» Exercise details:
Set down all of the data exactly as it appears.

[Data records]
• • • • • • •

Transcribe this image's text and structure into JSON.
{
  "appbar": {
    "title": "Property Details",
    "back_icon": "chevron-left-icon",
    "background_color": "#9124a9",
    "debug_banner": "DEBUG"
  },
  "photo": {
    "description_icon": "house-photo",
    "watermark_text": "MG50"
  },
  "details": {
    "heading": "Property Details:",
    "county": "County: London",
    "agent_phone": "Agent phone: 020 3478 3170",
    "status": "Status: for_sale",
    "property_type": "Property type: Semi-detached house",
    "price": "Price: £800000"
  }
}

• • • • • • •

» Solution:
Transcribe this image's text and structure into JSON.
{
  "appbar": {
    "title": "Property Details",
    "back_icon": "chevron-left-icon",
    "background_color": "#9124a9",
    "debug_banner": "DEBUG"
  },
  "photo": {
    "description_icon": "house-photo",
    "watermark_text": "MG50"
  },
  "details": {
    "heading": "Property Details:",
    "county": "County: London",
    "agent_phone": "Agent phone: 020 3478 3170",
    "status": "Status: for_sale",
    "property_type": "Property type: Semi-detached house",
    "price": "Price: £800000"
  }
}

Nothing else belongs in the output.